→ WHAT TO PRODUCE
Reproduce the material below line for line, keeping every character, number and bracket unchanged.

**********

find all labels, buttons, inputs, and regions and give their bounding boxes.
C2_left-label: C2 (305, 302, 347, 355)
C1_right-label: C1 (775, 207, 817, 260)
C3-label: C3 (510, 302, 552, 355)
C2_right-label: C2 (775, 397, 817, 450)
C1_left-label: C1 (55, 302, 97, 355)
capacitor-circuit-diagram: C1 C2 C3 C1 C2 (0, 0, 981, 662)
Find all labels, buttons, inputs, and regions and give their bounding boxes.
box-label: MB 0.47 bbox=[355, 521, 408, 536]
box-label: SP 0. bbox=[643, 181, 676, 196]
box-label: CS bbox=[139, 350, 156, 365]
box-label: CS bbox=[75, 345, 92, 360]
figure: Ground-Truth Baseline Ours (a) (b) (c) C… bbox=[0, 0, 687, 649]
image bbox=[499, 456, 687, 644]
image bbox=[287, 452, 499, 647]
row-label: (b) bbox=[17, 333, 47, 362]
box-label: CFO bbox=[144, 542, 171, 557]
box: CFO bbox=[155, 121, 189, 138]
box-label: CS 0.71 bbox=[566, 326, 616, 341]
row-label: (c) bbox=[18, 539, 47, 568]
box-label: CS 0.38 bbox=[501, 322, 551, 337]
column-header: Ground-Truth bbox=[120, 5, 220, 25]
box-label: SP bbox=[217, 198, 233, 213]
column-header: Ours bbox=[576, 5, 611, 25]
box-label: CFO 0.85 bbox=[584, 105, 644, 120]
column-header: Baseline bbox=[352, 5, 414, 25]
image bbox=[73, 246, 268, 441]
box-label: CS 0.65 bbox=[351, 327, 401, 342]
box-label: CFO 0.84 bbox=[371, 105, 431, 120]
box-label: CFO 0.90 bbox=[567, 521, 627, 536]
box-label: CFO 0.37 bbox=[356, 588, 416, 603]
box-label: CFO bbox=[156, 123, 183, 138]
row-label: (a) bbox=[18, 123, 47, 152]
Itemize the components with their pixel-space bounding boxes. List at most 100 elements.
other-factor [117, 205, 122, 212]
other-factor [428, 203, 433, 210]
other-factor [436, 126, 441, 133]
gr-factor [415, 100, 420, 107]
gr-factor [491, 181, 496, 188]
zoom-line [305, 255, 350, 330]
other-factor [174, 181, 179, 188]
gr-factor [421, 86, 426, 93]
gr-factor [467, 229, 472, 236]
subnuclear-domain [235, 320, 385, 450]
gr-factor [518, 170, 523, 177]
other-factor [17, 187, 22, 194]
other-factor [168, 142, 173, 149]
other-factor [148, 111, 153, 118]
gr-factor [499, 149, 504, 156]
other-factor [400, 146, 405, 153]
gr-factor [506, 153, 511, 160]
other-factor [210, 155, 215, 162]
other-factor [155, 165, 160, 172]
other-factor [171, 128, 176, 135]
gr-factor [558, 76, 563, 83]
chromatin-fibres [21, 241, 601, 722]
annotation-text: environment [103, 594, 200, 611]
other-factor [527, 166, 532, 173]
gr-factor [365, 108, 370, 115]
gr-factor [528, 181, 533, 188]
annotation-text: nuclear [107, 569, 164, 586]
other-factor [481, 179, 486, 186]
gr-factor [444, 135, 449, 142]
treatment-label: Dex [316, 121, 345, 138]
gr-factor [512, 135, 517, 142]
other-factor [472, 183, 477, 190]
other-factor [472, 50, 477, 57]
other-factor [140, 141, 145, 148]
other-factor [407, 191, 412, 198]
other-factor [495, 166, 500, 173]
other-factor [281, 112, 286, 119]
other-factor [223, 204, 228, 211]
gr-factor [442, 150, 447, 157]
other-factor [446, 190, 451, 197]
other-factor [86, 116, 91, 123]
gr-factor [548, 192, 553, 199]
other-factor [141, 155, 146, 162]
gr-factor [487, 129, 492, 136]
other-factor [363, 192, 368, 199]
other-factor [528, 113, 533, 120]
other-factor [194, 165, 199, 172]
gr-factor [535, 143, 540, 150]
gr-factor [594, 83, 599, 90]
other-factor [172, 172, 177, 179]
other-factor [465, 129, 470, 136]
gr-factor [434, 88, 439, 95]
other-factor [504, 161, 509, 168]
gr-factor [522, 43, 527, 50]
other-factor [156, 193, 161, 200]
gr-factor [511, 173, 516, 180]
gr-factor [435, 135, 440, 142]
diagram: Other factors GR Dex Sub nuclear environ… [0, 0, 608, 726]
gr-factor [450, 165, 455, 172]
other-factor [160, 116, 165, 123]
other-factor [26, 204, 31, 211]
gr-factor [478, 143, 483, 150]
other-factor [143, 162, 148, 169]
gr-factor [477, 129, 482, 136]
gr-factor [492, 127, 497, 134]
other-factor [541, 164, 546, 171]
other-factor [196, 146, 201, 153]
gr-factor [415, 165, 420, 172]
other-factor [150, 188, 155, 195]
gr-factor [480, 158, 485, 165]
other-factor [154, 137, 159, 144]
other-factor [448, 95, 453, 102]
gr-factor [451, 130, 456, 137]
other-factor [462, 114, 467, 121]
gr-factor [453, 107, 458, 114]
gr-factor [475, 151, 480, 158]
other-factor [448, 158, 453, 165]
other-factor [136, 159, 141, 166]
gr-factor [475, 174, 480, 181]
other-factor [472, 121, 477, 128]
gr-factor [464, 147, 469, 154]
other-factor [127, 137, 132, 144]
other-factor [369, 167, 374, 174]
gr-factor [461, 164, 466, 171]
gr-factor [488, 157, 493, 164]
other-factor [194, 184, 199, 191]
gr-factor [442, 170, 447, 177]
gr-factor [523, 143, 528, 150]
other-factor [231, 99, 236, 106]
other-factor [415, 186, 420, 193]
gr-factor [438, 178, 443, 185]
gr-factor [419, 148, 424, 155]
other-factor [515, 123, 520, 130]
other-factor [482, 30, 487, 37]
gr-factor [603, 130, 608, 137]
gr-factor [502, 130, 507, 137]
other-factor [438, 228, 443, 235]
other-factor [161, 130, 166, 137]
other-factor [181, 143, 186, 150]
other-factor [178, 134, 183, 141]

**********

→ RESULT OF THIS EXERCISE
find all labels, buttons, inputs, and regions and give their bounding boxes.
C2_left-label: C2 (305, 302, 347, 355)
C1_right-label: C1 (775, 207, 817, 260)
C3-label: C3 (510, 302, 552, 355)
C2_right-label: C2 (775, 397, 817, 450)
C1_left-label: C1 (55, 302, 97, 355)
capacitor-circuit-diagram: C1 C2 C3 C1 C2 (0, 0, 981, 662)
Find all labels, buttons, inputs, and regions and give their bounding boxes.
box-label: MB 0.47 bbox=[355, 521, 408, 536]
box-label: SP 0. bbox=[643, 181, 676, 196]
box-label: CS bbox=[139, 350, 156, 365]
box-label: CS bbox=[75, 345, 92, 360]
figure: Ground-Truth Baseline Ours (a) (b) (c) C… bbox=[0, 0, 687, 649]
image bbox=[499, 456, 687, 644]
image bbox=[287, 452, 499, 647]
row-label: (b) bbox=[17, 333, 47, 362]
box-label: CFO bbox=[144, 542, 171, 557]
box: CFO bbox=[155, 121, 189, 138]
box-label: CS 0.71 bbox=[566, 326, 616, 341]
row-label: (c) bbox=[18, 539, 47, 568]
box-label: CS 0.38 bbox=[501, 322, 551, 337]
column-header: Ground-Truth bbox=[120, 5, 220, 25]
box-label: SP bbox=[217, 198, 233, 213]
column-header: Ours bbox=[576, 5, 611, 25]
box-label: CFO 0.85 bbox=[584, 105, 644, 120]
column-header: Baseline bbox=[352, 5, 414, 25]
image bbox=[73, 246, 268, 441]
box-label: CS 0.65 bbox=[351, 327, 401, 342]
box-label: CFO 0.84 bbox=[371, 105, 431, 120]
box-label: CFO 0.90 bbox=[567, 521, 627, 536]
box-label: CFO 0.37 bbox=[356, 588, 416, 603]
box-label: CFO bbox=[156, 123, 183, 138]
row-label: (a) bbox=[18, 123, 47, 152]
Itemize the components with their pixel-space bounding boxes. List at most 100 elements.
other-factor [117, 205, 122, 212]
other-factor [428, 203, 433, 210]
other-factor [436, 126, 441, 133]
gr-factor [415, 100, 420, 107]
gr-factor [491, 181, 496, 188]
zoom-line [305, 255, 350, 330]
other-factor [174, 181, 179, 188]
gr-factor [421, 86, 426, 93]
gr-factor [467, 229, 472, 236]
subnuclear-domain [235, 320, 385, 450]
gr-factor [518, 170, 523, 177]
other-factor [17, 187, 22, 194]
other-factor [168, 142, 173, 149]
other-factor [148, 111, 153, 118]
gr-factor [499, 149, 504, 156]
other-factor [400, 146, 405, 153]
gr-factor [506, 153, 511, 160]
other-factor [210, 155, 215, 162]
other-factor [155, 165, 160, 172]
other-factor [171, 128, 176, 135]
gr-factor [558, 76, 563, 83]
chromatin-fibres [21, 241, 601, 722]
annotation-text: environment [103, 594, 200, 611]
other-factor [527, 166, 532, 173]
gr-factor [365, 108, 370, 115]
gr-factor [528, 181, 533, 188]
annotation-text: nuclear [107, 569, 164, 586]
other-factor [481, 179, 486, 186]
gr-factor [444, 135, 449, 142]
treatment-label: Dex [316, 121, 345, 138]
gr-factor [512, 135, 517, 142]
other-factor [472, 183, 477, 190]
other-factor [472, 50, 477, 57]
other-factor [140, 141, 145, 148]
other-factor [407, 191, 412, 198]
other-factor [495, 166, 500, 173]
other-factor [281, 112, 286, 119]
other-factor [223, 204, 228, 211]
gr-factor [442, 150, 447, 157]
other-factor [446, 190, 451, 197]
other-factor [86, 116, 91, 123]
gr-factor [548, 192, 553, 199]
other-factor [141, 155, 146, 162]
gr-factor [487, 129, 492, 136]
other-factor [363, 192, 368, 199]
other-factor [528, 113, 533, 120]
other-factor [194, 165, 199, 172]
gr-factor [535, 143, 540, 150]
gr-factor [594, 83, 599, 90]
other-factor [172, 172, 177, 179]
other-factor [465, 129, 470, 136]
gr-factor [434, 88, 439, 95]
other-factor [504, 161, 509, 168]
gr-factor [522, 43, 527, 50]
other-factor [156, 193, 161, 200]
gr-factor [511, 173, 516, 180]
gr-factor [435, 135, 440, 142]
diagram: Other factors GR Dex Sub nuclear environ… [0, 0, 608, 726]
gr-factor [450, 165, 455, 172]
other-factor [160, 116, 165, 123]
other-factor [26, 204, 31, 211]
gr-factor [478, 143, 483, 150]
other-factor [143, 162, 148, 169]
gr-factor [477, 129, 482, 136]
gr-factor [492, 127, 497, 134]
other-factor [541, 164, 546, 171]
other-factor [196, 146, 201, 153]
gr-factor [415, 165, 420, 172]
other-factor [150, 188, 155, 195]
gr-factor [480, 158, 485, 165]
other-factor [154, 137, 159, 144]
other-factor [448, 95, 453, 102]
gr-factor [451, 130, 456, 137]
other-factor [462, 114, 467, 121]
gr-factor [453, 107, 458, 114]
gr-factor [475, 151, 480, 158]
other-factor [448, 158, 453, 165]
other-factor [136, 159, 141, 166]
gr-factor [475, 174, 480, 181]
other-factor [472, 121, 477, 128]
gr-factor [464, 147, 469, 154]
other-factor [127, 137, 132, 144]
other-factor [369, 167, 374, 174]
gr-factor [461, 164, 466, 171]
gr-factor [488, 157, 493, 164]
other-factor [194, 184, 199, 191]
gr-factor [442, 170, 447, 177]
gr-factor [523, 143, 528, 150]
other-factor [231, 99, 236, 106]
other-factor [415, 186, 420, 193]
gr-factor [438, 178, 443, 185]
gr-factor [419, 148, 424, 155]
other-factor [515, 123, 520, 130]
other-factor [482, 30, 487, 37]
gr-factor [603, 130, 608, 137]
gr-factor [502, 130, 507, 137]
other-factor [438, 228, 443, 235]
other-factor [161, 130, 166, 137]
other-factor [181, 143, 186, 150]
other-factor [178, 134, 183, 141]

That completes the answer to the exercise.